Instructions to follow: List each line holding the string "JSON".

──────── Data shown ────────

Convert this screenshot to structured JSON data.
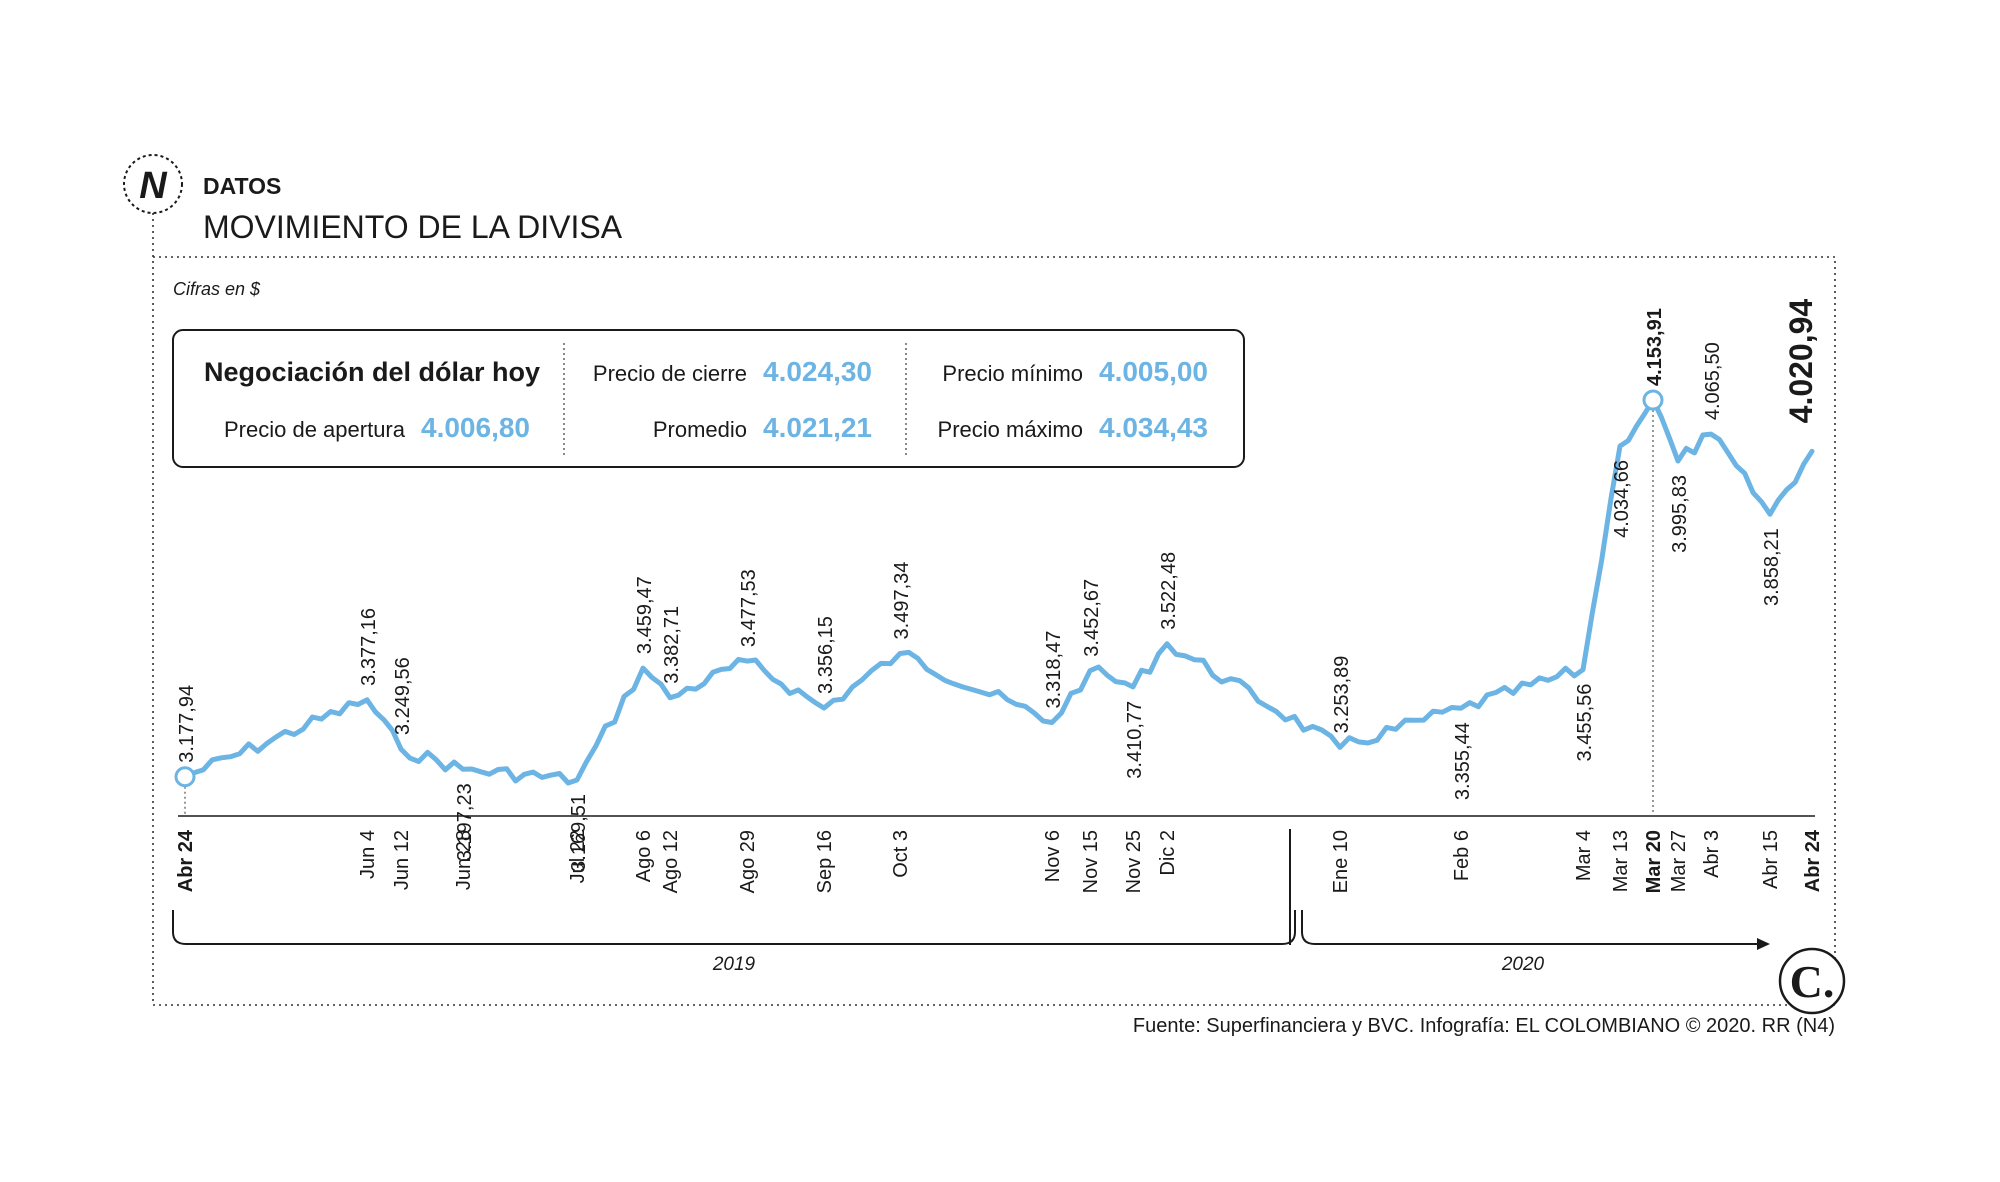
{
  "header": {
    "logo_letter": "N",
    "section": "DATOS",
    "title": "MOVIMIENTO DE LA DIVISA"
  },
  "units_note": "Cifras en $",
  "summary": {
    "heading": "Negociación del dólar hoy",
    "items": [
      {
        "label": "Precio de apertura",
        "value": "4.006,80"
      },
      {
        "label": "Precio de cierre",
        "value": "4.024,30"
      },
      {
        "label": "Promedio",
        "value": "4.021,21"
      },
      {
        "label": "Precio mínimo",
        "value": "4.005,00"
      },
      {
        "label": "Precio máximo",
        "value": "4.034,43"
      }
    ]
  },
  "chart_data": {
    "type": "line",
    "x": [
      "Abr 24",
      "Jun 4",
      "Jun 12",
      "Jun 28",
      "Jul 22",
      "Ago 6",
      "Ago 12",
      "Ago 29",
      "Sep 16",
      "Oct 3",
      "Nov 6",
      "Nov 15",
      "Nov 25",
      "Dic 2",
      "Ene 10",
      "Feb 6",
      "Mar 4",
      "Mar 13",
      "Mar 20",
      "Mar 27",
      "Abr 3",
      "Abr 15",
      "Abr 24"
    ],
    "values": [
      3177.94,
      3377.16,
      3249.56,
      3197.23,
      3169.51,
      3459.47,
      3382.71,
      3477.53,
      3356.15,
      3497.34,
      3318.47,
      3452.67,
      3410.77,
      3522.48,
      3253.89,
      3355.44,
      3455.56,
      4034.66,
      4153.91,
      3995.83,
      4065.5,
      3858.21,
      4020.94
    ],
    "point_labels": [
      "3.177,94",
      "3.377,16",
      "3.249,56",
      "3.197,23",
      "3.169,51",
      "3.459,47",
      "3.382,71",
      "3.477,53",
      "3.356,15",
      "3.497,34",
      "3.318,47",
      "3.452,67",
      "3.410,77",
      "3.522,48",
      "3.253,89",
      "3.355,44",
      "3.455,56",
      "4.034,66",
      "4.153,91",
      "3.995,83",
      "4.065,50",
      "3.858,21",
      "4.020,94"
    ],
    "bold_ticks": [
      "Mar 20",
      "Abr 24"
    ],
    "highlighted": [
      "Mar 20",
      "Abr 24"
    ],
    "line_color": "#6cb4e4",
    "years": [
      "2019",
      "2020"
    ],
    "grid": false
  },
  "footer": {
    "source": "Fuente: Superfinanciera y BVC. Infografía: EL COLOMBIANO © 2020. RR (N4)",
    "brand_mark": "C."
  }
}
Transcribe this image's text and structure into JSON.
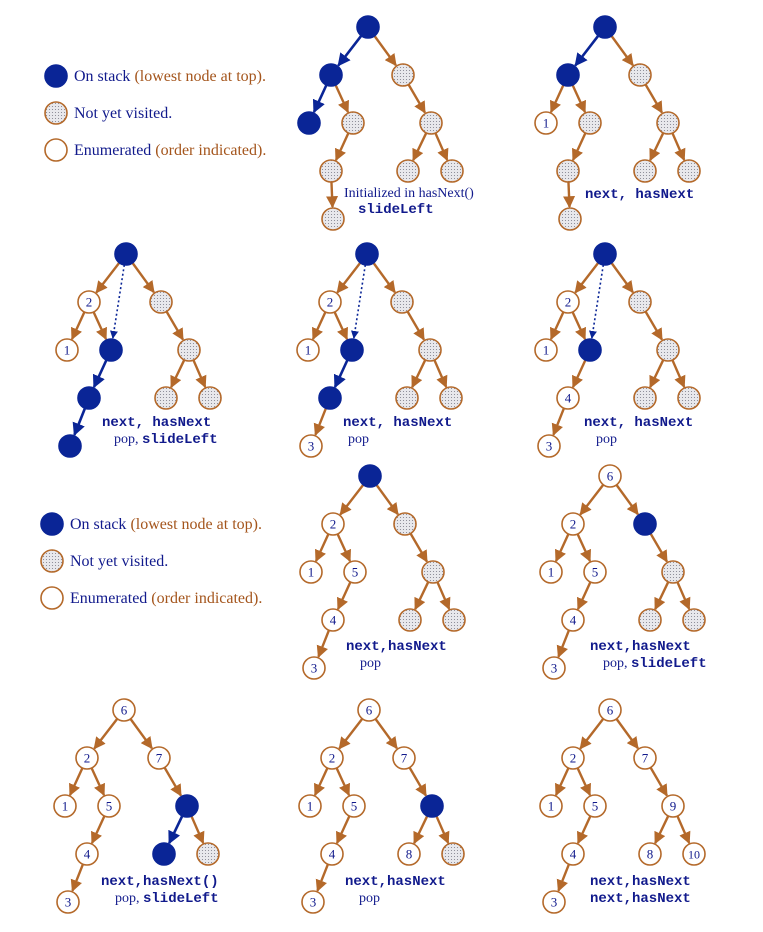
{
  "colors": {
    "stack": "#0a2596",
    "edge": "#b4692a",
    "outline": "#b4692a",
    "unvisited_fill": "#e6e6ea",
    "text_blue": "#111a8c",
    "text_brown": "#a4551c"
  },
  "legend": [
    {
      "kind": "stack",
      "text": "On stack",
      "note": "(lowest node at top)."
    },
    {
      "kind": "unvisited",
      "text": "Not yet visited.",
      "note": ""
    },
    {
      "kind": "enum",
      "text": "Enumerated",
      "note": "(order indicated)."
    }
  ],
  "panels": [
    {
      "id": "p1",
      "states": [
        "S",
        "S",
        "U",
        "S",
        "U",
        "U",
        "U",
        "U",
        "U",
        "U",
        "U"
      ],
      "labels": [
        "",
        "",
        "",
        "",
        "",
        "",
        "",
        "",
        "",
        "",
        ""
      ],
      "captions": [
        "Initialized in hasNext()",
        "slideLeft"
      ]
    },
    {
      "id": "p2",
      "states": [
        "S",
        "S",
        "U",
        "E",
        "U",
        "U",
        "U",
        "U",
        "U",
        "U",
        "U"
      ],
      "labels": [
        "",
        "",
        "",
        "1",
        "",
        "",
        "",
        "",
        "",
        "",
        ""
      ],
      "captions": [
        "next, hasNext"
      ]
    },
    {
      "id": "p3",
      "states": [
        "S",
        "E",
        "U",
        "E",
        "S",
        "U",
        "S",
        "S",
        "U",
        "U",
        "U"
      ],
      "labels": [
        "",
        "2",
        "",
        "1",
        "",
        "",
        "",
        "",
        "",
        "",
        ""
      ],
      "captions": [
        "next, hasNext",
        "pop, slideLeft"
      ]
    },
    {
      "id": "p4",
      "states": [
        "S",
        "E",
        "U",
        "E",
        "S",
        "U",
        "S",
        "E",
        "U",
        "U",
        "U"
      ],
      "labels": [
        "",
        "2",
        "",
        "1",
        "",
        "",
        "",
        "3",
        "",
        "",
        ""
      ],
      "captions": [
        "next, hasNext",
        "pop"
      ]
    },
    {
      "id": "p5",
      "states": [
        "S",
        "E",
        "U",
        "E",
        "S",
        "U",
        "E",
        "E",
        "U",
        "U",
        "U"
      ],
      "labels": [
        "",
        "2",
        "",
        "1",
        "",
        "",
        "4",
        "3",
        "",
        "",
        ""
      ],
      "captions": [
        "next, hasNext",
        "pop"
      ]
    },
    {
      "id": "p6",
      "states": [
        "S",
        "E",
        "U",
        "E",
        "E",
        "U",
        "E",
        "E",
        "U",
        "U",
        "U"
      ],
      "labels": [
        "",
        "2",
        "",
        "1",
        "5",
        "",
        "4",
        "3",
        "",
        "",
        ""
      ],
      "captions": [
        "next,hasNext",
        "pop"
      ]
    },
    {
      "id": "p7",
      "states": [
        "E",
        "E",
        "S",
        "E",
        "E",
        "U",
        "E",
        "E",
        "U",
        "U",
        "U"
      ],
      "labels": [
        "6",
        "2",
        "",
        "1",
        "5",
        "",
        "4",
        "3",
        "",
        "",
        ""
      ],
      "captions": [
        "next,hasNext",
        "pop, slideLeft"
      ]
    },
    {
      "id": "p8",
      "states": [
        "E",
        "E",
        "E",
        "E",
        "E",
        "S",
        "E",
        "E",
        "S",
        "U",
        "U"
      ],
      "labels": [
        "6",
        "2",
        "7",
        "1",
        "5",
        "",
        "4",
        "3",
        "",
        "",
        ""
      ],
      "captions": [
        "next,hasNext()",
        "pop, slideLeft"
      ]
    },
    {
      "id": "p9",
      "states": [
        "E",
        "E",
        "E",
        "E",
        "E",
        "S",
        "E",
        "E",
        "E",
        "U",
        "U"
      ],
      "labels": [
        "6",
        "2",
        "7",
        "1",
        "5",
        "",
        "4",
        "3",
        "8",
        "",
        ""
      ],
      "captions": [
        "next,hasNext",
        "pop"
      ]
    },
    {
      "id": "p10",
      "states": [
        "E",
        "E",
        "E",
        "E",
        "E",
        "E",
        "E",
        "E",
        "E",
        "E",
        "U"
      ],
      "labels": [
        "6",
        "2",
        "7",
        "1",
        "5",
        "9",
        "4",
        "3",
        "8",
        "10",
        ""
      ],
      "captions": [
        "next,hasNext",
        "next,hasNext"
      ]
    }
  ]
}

────────

Task solution:
Convert this screenshot to structured JSON data.
Transcribe this image's text and structure into JSON.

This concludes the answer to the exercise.